Your goal:
Check each line of the data for "الحياة" and select those that have it.

start Data rows

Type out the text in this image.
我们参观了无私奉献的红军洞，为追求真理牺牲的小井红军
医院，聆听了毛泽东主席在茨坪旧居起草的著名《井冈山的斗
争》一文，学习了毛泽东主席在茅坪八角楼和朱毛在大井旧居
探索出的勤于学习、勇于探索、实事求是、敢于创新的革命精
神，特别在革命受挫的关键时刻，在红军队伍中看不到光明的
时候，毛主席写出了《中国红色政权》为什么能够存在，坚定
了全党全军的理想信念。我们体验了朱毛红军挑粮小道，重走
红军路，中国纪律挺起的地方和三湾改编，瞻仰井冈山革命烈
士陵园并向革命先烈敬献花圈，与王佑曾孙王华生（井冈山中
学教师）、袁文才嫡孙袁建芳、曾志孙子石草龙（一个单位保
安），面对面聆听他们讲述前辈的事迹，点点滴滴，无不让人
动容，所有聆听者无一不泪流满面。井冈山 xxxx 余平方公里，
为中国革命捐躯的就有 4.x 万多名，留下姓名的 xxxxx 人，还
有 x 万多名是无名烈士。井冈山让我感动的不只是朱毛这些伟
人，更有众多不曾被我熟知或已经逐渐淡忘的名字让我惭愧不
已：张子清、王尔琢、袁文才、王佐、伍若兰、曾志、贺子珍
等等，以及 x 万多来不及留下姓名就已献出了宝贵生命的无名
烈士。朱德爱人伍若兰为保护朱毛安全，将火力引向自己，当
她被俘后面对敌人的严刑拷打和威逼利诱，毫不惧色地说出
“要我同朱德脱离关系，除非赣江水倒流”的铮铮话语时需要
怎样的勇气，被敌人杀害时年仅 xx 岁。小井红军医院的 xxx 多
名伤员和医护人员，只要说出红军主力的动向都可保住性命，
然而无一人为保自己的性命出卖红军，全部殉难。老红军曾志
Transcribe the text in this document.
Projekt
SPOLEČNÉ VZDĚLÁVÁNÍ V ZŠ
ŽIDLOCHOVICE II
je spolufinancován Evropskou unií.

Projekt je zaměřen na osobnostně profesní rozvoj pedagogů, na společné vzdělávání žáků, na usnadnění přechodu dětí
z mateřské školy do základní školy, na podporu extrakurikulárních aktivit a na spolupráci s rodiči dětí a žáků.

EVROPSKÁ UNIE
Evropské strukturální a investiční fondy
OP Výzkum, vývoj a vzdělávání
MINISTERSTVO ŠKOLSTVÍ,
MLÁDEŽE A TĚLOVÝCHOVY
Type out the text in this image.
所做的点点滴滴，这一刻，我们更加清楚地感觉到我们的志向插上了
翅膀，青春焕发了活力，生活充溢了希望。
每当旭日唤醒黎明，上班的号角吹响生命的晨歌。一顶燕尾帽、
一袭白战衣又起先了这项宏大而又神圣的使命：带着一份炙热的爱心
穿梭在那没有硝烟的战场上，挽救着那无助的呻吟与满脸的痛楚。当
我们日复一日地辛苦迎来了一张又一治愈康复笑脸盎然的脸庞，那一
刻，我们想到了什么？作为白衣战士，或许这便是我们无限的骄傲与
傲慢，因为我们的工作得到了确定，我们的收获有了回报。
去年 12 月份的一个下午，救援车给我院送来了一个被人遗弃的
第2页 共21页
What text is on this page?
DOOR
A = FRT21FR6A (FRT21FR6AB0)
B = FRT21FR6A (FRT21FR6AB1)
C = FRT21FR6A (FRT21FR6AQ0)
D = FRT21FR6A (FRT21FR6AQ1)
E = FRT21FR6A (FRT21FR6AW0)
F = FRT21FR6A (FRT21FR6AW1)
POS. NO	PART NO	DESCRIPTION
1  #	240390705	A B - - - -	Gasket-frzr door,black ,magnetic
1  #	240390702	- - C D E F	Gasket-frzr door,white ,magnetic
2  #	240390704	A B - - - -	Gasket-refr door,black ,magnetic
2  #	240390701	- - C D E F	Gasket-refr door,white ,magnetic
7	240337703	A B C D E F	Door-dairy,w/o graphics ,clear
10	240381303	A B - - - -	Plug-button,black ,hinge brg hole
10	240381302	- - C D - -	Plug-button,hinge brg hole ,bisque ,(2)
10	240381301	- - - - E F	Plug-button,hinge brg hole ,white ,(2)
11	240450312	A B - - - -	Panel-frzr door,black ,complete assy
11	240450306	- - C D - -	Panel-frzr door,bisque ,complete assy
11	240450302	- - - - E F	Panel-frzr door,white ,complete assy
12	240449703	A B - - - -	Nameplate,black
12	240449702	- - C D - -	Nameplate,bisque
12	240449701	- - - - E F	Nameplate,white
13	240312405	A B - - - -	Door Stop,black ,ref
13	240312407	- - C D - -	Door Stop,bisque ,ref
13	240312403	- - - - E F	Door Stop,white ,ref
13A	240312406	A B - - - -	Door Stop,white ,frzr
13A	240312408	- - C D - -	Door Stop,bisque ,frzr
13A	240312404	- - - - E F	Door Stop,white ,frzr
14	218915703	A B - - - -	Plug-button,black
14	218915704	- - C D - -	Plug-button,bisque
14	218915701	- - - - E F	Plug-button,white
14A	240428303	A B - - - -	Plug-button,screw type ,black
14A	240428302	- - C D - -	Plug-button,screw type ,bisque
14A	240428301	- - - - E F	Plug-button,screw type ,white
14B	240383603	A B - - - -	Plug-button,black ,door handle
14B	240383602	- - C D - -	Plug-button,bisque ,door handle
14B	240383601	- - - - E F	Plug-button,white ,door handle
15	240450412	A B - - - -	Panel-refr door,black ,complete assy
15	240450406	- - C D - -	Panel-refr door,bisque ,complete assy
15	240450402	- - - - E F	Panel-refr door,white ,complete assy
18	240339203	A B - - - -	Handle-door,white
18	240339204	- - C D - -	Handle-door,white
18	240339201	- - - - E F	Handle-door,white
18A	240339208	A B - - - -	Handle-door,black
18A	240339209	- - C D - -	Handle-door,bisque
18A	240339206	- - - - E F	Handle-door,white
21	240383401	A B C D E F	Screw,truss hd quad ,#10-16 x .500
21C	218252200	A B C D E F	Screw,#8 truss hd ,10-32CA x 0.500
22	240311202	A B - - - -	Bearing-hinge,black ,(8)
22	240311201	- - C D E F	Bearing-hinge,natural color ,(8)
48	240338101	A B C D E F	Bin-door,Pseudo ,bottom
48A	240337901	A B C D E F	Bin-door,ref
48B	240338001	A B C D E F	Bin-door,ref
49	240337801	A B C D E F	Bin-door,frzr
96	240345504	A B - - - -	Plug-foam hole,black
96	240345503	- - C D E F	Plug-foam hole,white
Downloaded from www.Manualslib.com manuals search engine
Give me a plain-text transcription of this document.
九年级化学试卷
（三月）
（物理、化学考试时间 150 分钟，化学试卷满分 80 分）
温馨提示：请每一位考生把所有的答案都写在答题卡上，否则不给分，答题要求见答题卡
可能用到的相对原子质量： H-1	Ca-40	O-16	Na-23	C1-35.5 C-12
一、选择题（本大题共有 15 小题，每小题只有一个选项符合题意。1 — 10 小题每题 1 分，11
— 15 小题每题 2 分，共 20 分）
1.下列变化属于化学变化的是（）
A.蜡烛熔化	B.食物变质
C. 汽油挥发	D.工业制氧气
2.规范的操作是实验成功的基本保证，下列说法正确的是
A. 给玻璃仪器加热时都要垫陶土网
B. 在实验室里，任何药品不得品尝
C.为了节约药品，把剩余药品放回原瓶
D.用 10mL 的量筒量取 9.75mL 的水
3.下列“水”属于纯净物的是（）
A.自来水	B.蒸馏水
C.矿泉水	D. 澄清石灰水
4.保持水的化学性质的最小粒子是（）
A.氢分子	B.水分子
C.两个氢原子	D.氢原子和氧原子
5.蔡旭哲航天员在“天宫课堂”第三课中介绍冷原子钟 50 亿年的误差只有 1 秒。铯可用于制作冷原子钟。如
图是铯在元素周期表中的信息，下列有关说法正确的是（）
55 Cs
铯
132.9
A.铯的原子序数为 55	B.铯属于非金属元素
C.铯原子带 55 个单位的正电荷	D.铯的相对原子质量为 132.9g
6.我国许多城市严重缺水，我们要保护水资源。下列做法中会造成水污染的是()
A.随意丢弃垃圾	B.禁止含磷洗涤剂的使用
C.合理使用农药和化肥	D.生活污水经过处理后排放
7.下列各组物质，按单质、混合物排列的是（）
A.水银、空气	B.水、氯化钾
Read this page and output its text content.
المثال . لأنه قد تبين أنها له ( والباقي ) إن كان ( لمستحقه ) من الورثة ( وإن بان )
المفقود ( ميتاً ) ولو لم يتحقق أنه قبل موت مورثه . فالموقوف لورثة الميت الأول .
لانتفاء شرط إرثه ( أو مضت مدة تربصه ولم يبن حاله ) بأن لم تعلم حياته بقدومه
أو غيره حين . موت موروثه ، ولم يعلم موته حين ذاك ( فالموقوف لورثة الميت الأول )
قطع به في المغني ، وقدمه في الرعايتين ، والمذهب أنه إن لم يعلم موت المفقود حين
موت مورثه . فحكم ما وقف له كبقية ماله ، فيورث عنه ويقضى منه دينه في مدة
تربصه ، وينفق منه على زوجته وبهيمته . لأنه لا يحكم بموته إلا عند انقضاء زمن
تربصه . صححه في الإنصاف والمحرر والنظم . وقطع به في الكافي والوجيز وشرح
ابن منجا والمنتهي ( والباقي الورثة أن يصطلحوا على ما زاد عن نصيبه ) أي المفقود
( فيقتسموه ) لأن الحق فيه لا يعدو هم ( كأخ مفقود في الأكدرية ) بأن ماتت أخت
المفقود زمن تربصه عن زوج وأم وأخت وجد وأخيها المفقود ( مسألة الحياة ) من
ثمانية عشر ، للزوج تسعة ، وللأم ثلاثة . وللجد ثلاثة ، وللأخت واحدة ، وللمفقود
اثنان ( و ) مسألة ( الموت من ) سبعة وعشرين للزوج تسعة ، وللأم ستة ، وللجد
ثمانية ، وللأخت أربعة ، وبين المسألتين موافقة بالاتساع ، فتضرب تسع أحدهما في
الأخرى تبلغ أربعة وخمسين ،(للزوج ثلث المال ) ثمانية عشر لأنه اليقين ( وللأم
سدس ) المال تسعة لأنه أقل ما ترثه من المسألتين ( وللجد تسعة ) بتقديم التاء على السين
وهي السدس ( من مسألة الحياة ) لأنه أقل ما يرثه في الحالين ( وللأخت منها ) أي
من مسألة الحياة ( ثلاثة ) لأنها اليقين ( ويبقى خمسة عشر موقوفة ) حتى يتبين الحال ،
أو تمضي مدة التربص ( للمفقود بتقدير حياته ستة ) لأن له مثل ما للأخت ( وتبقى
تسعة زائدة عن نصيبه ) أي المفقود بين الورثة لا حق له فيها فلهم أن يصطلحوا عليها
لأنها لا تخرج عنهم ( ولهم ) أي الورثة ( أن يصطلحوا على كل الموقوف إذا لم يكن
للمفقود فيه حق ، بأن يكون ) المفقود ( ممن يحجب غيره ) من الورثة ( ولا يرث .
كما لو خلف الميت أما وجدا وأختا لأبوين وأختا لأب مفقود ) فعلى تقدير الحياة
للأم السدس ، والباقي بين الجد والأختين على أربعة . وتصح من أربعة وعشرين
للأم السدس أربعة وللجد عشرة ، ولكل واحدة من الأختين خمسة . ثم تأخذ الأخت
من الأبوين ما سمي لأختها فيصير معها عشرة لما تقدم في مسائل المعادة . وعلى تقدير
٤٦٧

end Data rows

Written reply:
المفقود زمن تربصه عن زوج وأم وأخت وجد وأخيها المفقود ( مسألة الحياة ) من
وهي السدس ( من مسألة الحياة ) لأنه أقل ما يرثه في الحالين ( وللأخت منها ) أي
من مسألة الحياة ( ثلاثة ) لأنها اليقين ( ويبقى خمسة عشر موقوفة ) حتى يتبين الحال ،
كما لو خلف الميت أما وجدا وأختا لأبوين وأختا لأب مفقود ) فعلى تقدير الحياة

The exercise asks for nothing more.